**INSTRUCTION**
Copy all records verbatim.

(Recorded data)
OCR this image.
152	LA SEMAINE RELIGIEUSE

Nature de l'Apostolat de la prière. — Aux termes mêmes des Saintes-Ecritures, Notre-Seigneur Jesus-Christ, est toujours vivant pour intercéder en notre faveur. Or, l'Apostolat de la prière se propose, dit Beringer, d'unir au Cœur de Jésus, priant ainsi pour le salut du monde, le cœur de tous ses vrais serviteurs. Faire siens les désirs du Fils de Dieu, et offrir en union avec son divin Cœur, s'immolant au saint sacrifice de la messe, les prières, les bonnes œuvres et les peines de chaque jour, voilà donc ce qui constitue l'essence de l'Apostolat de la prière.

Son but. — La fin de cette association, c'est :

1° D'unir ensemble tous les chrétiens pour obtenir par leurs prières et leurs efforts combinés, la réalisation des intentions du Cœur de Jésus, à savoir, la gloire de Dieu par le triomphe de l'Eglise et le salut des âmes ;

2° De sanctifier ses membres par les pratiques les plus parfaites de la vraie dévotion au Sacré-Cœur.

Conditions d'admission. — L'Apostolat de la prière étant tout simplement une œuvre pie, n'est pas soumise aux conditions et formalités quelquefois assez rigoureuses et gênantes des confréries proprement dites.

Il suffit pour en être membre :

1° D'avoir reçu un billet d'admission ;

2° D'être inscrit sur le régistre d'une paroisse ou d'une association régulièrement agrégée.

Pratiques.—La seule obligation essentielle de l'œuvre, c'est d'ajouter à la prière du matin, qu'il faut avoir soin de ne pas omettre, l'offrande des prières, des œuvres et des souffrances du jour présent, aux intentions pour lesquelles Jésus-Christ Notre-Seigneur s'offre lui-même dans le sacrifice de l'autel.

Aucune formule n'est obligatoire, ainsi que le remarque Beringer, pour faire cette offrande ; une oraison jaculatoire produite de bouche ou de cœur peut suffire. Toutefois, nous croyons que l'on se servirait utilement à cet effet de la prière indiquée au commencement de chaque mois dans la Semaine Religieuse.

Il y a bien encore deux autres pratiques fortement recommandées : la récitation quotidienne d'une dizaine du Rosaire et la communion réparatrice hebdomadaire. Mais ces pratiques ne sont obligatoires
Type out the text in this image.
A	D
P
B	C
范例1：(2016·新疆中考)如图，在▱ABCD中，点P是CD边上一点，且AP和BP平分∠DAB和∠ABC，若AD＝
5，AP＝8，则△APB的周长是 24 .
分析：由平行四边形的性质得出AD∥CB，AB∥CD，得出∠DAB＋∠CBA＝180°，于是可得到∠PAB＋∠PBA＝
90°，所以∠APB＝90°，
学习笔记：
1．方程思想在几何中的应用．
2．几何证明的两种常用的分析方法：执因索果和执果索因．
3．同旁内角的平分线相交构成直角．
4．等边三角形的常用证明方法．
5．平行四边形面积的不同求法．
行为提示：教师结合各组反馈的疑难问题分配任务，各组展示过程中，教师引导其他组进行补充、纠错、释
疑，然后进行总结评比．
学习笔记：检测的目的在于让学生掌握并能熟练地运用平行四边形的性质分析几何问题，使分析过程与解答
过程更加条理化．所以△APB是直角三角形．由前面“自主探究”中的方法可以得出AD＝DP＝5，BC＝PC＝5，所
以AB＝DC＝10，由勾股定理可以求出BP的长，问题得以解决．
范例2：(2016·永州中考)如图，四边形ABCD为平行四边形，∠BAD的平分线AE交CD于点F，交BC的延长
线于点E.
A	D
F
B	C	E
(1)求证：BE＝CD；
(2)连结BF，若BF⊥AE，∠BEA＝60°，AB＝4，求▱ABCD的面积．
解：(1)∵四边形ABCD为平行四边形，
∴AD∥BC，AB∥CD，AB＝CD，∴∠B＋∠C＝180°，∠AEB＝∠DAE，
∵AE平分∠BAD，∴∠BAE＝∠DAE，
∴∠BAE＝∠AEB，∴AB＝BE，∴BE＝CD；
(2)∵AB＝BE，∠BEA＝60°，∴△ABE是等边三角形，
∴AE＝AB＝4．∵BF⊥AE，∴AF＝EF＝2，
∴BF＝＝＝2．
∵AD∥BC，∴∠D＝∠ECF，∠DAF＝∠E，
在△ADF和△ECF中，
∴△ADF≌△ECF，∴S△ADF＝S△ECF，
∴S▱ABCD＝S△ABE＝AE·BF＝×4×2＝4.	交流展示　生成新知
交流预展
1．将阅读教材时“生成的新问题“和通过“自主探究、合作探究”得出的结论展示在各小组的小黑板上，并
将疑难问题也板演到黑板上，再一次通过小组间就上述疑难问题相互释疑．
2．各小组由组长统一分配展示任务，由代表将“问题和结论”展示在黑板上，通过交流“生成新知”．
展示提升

**OUTPUT OF THE TASK**
OCR this image.
152	LA SEMAINE RELIGIEUSE

Nature de l'Apostolat de la prière. — Aux termes mêmes des Saintes-Ecritures, Notre-Seigneur Jesus-Christ, est toujours vivant pour intercéder en notre faveur. Or, l'Apostolat de la prière se propose, dit Beringer, d'unir au Cœur de Jésus, priant ainsi pour le salut du monde, le cœur de tous ses vrais serviteurs. Faire siens les désirs du Fils de Dieu, et offrir en union avec son divin Cœur, s'immolant au saint sacrifice de la messe, les prières, les bonnes œuvres et les peines de chaque jour, voilà donc ce qui constitue l'essence de l'Apostolat de la prière.

Son but. — La fin de cette association, c'est :

1° D'unir ensemble tous les chrétiens pour obtenir par leurs prières et leurs efforts combinés, la réalisation des intentions du Cœur de Jésus, à savoir, la gloire de Dieu par le triomphe de l'Eglise et le salut des âmes ;

2° De sanctifier ses membres par les pratiques les plus parfaites de la vraie dévotion au Sacré-Cœur.

Conditions d'admission. — L'Apostolat de la prière étant tout simplement une œuvre pie, n'est pas soumise aux conditions et formalités quelquefois assez rigoureuses et gênantes des confréries proprement dites.

Il suffit pour en être membre :

1° D'avoir reçu un billet d'admission ;

2° D'être inscrit sur le régistre d'une paroisse ou d'une association régulièrement agrégée.

Pratiques.—La seule obligation essentielle de l'œuvre, c'est d'ajouter à la prière du matin, qu'il faut avoir soin de ne pas omettre, l'offrande des prières, des œuvres et des souffrances du jour présent, aux intentions pour lesquelles Jésus-Christ Notre-Seigneur s'offre lui-même dans le sacrifice de l'autel.

Aucune formule n'est obligatoire, ainsi que le remarque Beringer, pour faire cette offrande ; une oraison jaculatoire produite de bouche ou de cœur peut suffire. Toutefois, nous croyons que l'on se servirait utilement à cet effet de la prière indiquée au commencement de chaque mois dans la Semaine Religieuse.

Il y a bien encore deux autres pratiques fortement recommandées : la récitation quotidienne d'une dizaine du Rosaire et la communion réparatrice hebdomadaire. Mais ces pratiques ne sont obligatoires
Type out the text in this image.
A	D
P
B	C
范例1：(2016·新疆中考)如图，在▱ABCD中，点P是CD边上一点，且AP和BP平分∠DAB和∠ABC，若AD＝
5，AP＝8，则△APB的周长是 24 .
分析：由平行四边形的性质得出AD∥CB，AB∥CD，得出∠DAB＋∠CBA＝180°，于是可得到∠PAB＋∠PBA＝
90°，所以∠APB＝90°，
学习笔记：
1．方程思想在几何中的应用．
2．几何证明的两种常用的分析方法：执因索果和执果索因．
3．同旁内角的平分线相交构成直角．
4．等边三角形的常用证明方法．
5．平行四边形面积的不同求法．
行为提示：教师结合各组反馈的疑难问题分配任务，各组展示过程中，教师引导其他组进行补充、纠错、释
疑，然后进行总结评比．
学习笔记：检测的目的在于让学生掌握并能熟练地运用平行四边形的性质分析几何问题，使分析过程与解答
过程更加条理化．所以△APB是直角三角形．由前面“自主探究”中的方法可以得出AD＝DP＝5，BC＝PC＝5，所
以AB＝DC＝10，由勾股定理可以求出BP的长，问题得以解决．
范例2：(2016·永州中考)如图，四边形ABCD为平行四边形，∠BAD的平分线AE交CD于点F，交BC的延长
线于点E.
A	D
F
B	C	E
(1)求证：BE＝CD；
(2)连结BF，若BF⊥AE，∠BEA＝60°，AB＝4，求▱ABCD的面积．
解：(1)∵四边形ABCD为平行四边形，
∴AD∥BC，AB∥CD，AB＝CD，∴∠B＋∠C＝180°，∠AEB＝∠DAE，
∵AE平分∠BAD，∴∠BAE＝∠DAE，
∴∠BAE＝∠AEB，∴AB＝BE，∴BE＝CD；
(2)∵AB＝BE，∠BEA＝60°，∴△ABE是等边三角形，
∴AE＝AB＝4．∵BF⊥AE，∴AF＝EF＝2，
∴BF＝＝＝2．
∵AD∥BC，∴∠D＝∠ECF，∠DAF＝∠E，
在△ADF和△ECF中，
∴△ADF≌△ECF，∴S△ADF＝S△ECF，
∴S▱ABCD＝S△ABE＝AE·BF＝×4×2＝4.	交流展示　生成新知
交流预展
1．将阅读教材时“生成的新问题“和通过“自主探究、合作探究”得出的结论展示在各小组的小黑板上，并
将疑难问题也板演到黑板上，再一次通过小组间就上述疑难问题相互释疑．
2．各小组由组长统一分配展示任务，由代表将“问题和结论”展示在黑板上，通过交流“生成新知”．
展示提升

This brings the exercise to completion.